**Problem statement**: List every row that contains the word "отчество", copied in full. Matching is case-sensitive.

**Data for this exercise**:
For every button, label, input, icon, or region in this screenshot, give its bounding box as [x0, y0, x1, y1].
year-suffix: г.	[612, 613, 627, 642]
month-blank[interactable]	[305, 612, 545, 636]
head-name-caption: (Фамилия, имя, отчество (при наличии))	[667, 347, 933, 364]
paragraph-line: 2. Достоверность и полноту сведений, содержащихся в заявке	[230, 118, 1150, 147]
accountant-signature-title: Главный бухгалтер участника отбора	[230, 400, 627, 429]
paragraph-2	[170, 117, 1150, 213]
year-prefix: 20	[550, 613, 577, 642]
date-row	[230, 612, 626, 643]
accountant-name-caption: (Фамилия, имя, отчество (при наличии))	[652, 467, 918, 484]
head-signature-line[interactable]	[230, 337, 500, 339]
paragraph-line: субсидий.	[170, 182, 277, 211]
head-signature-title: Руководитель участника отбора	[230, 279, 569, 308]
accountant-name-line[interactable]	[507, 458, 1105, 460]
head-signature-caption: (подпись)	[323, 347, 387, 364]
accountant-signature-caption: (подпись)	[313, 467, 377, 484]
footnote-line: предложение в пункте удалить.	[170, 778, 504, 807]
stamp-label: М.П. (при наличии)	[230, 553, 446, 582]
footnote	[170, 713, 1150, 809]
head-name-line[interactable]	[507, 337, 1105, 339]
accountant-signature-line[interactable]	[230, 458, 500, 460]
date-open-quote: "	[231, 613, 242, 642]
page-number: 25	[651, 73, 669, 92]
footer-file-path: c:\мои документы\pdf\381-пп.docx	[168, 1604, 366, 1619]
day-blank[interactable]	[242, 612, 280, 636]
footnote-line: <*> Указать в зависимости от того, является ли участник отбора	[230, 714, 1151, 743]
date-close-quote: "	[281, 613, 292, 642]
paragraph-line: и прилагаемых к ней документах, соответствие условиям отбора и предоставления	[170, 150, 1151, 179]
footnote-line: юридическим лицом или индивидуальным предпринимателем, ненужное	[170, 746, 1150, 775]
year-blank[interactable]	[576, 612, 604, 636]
---
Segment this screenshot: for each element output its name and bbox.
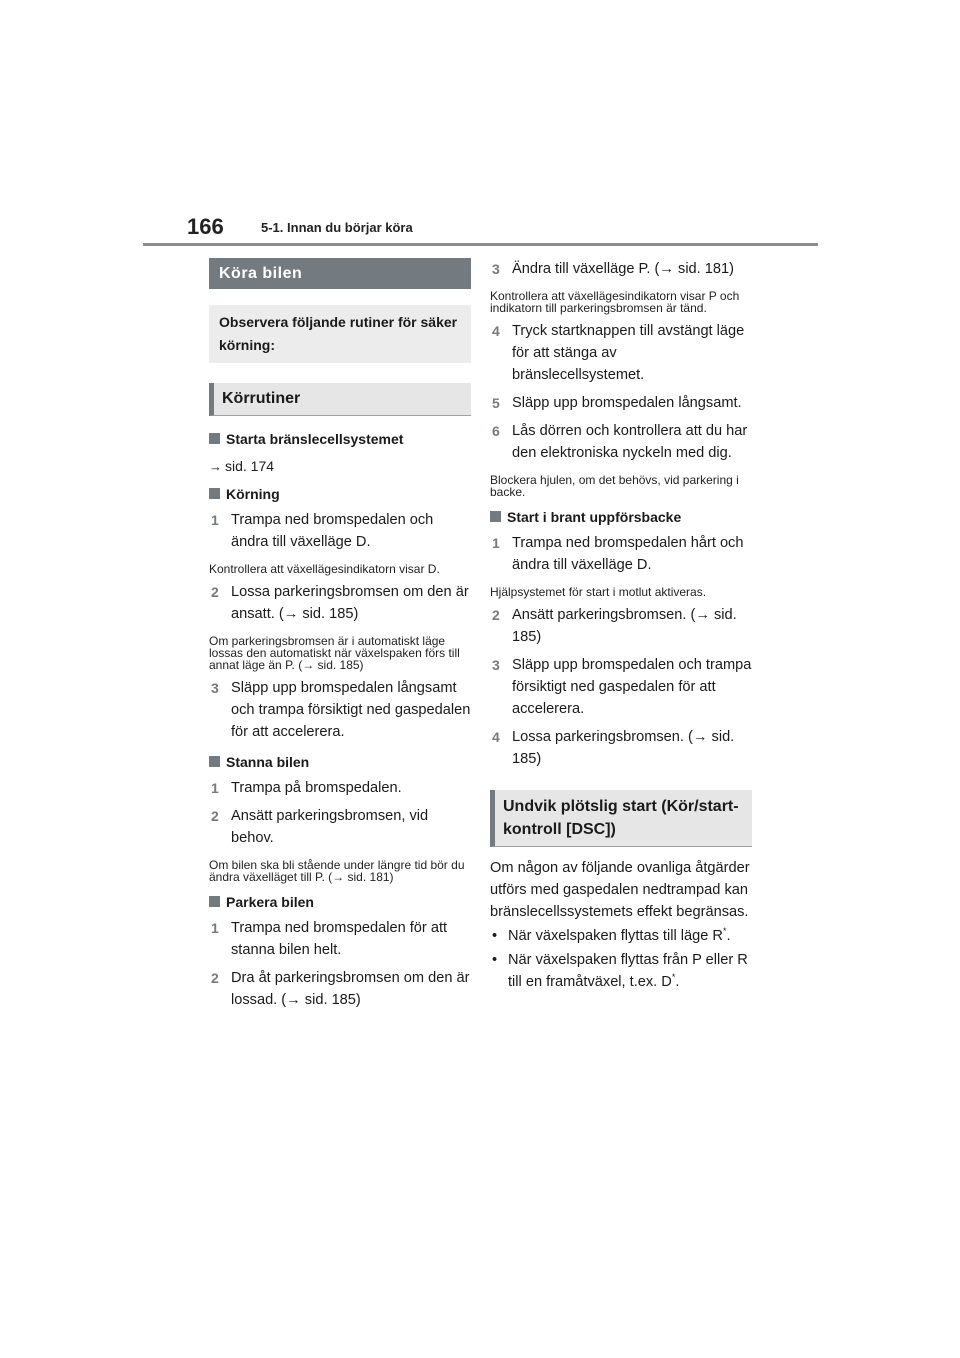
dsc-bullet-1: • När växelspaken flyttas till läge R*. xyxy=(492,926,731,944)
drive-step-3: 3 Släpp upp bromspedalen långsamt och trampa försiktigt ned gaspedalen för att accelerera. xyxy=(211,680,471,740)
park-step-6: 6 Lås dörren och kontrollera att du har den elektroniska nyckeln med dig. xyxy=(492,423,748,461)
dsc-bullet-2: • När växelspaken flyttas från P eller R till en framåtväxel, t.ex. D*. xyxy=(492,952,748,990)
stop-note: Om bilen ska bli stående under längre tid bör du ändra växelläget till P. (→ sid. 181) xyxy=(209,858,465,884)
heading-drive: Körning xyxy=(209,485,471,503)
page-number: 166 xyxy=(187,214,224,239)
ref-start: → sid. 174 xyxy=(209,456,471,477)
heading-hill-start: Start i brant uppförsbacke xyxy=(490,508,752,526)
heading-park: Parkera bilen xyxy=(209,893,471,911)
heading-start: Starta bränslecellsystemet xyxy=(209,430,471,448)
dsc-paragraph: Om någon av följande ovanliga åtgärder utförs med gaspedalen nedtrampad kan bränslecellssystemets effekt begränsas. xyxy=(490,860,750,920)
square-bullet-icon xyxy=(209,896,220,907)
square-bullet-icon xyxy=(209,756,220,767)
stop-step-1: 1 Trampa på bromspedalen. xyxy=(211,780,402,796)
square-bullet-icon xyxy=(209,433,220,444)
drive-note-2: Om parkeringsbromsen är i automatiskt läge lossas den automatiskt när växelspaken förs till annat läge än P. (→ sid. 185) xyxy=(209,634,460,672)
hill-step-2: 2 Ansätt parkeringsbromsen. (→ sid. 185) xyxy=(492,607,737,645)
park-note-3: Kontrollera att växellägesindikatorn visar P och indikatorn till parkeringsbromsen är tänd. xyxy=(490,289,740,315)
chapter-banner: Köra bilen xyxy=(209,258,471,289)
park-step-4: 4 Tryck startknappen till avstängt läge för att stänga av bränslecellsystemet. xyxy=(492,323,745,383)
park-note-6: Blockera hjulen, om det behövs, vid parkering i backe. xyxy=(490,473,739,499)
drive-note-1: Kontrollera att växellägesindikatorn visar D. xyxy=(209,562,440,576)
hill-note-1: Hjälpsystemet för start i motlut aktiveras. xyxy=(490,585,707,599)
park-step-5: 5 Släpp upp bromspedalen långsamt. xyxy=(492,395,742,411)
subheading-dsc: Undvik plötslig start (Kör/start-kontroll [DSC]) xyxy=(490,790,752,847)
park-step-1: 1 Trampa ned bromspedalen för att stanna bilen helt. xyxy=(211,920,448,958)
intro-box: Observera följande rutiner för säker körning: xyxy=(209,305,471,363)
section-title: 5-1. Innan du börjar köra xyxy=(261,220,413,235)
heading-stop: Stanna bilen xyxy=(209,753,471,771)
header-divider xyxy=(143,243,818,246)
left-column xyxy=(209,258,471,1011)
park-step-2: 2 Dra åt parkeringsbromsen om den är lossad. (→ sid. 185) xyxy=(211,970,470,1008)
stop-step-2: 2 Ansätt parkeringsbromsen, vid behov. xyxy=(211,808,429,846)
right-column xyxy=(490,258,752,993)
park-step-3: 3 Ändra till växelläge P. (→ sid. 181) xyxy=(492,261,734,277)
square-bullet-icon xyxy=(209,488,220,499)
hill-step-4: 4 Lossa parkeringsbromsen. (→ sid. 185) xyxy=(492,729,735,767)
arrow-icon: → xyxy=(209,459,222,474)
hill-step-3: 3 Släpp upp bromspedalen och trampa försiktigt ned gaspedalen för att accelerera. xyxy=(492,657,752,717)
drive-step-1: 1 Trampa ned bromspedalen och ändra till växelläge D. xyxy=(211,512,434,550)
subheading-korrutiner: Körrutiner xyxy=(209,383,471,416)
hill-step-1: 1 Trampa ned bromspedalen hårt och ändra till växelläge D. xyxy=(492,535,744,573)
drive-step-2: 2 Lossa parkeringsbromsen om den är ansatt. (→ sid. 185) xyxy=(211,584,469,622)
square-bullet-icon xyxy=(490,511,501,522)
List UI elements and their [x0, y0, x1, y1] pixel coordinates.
...
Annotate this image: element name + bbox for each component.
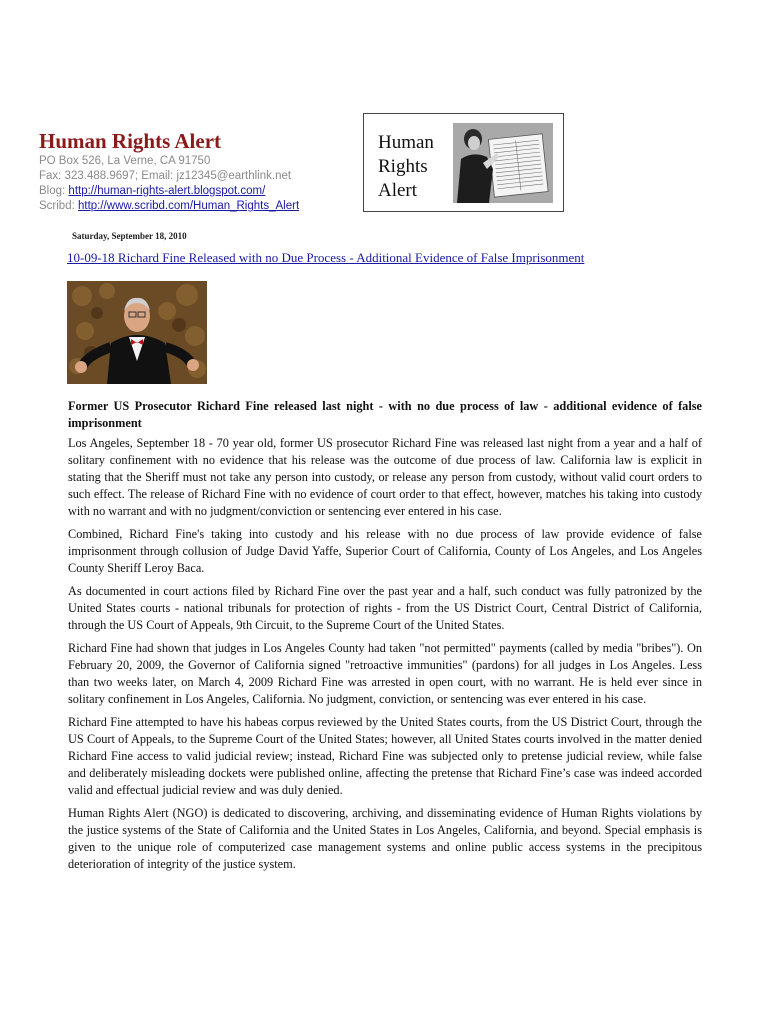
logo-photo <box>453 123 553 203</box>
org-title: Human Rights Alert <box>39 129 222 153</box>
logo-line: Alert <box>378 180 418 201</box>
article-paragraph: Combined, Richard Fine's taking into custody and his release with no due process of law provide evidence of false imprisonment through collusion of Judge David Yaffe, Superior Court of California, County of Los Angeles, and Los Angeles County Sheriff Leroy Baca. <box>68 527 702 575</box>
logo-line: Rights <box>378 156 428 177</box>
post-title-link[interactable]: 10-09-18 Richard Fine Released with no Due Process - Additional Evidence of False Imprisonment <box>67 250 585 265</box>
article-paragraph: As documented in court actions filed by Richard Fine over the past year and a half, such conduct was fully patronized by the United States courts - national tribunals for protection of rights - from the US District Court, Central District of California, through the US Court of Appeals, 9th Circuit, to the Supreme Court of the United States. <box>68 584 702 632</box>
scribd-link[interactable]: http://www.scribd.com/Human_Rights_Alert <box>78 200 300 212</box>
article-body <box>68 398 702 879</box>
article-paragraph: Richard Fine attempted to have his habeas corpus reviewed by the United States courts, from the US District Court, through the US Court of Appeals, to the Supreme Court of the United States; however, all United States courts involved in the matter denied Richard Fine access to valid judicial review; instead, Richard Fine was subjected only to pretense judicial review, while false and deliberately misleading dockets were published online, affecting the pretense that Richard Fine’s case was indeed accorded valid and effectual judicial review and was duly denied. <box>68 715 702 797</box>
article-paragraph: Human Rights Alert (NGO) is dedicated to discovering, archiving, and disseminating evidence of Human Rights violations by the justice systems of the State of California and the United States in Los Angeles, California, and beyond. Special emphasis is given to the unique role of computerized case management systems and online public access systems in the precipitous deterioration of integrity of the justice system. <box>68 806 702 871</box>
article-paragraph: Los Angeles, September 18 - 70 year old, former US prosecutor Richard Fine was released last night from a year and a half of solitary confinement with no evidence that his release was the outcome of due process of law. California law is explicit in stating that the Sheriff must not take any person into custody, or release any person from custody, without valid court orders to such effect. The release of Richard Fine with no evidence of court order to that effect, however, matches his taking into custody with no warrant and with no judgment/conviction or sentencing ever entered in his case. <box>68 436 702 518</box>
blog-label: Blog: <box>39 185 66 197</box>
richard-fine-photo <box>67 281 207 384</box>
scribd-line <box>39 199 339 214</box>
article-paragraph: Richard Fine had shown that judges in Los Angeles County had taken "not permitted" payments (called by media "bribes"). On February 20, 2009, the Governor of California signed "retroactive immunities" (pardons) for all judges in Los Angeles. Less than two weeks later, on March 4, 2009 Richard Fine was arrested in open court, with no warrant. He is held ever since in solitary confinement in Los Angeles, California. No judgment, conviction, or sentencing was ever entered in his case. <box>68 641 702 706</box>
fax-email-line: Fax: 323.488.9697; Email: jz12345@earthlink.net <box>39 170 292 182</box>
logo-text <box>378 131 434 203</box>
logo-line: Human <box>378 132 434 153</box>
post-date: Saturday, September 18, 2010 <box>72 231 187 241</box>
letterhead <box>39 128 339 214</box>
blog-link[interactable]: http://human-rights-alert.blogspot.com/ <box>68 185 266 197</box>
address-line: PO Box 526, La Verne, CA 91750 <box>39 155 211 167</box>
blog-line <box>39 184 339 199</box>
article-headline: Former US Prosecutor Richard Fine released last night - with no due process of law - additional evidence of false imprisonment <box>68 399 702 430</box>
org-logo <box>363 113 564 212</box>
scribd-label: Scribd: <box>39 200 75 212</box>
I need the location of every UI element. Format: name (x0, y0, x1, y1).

**Task output**:
head-name-caption: (Фамилия, имя, отчество (при наличии))	[667, 347, 933, 364]
accountant-name-caption: (Фамилия, имя, отчество (при наличии))	[652, 467, 918, 484]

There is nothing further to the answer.